SHORT TASK
Check every line of the material below for "入境後採檢確診". Give the number of lines that have it, and only that.

STORED ROWS
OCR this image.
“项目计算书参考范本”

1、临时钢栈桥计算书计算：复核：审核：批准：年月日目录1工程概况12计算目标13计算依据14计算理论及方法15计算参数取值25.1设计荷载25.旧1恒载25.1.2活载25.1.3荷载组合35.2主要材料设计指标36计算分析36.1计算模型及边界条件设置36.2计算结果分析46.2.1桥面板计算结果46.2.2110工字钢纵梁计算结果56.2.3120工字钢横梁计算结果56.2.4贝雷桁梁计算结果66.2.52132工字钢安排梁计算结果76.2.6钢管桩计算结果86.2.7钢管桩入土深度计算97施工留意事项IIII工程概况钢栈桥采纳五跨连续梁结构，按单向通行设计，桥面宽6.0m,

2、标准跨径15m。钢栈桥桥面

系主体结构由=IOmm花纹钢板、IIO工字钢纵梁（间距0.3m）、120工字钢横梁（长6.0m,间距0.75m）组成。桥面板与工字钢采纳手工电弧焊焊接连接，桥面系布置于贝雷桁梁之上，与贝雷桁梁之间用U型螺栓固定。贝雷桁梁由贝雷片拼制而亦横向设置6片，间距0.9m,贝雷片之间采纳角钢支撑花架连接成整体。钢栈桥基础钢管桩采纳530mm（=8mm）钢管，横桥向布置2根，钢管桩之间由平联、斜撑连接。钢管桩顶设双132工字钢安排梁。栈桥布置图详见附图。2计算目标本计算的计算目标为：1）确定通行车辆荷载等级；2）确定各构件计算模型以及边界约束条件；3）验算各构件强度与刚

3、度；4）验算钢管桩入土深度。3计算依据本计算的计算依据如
* * *
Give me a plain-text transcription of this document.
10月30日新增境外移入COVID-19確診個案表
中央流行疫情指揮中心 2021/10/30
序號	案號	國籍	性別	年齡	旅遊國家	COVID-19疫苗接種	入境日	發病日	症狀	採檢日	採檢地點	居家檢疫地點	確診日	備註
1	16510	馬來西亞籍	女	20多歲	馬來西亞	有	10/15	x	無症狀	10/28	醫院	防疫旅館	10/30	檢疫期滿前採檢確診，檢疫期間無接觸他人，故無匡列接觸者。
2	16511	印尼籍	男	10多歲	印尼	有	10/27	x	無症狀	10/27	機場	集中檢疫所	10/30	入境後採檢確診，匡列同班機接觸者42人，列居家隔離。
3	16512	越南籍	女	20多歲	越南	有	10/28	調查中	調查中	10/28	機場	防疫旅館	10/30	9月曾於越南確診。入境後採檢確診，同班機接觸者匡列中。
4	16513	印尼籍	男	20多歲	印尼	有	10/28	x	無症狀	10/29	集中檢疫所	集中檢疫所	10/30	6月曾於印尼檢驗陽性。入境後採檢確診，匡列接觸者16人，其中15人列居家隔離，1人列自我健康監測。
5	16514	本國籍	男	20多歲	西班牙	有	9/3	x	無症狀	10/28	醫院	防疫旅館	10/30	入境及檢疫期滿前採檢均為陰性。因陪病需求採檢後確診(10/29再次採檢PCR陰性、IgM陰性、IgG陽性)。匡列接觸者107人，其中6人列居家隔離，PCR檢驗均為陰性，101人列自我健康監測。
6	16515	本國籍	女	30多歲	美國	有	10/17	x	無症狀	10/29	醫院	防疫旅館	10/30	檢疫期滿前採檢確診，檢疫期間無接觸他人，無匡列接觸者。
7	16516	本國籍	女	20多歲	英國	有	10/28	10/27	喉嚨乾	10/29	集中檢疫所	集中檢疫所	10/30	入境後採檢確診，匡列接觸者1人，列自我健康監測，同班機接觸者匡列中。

RESPONSE TO THE EXERCISE
4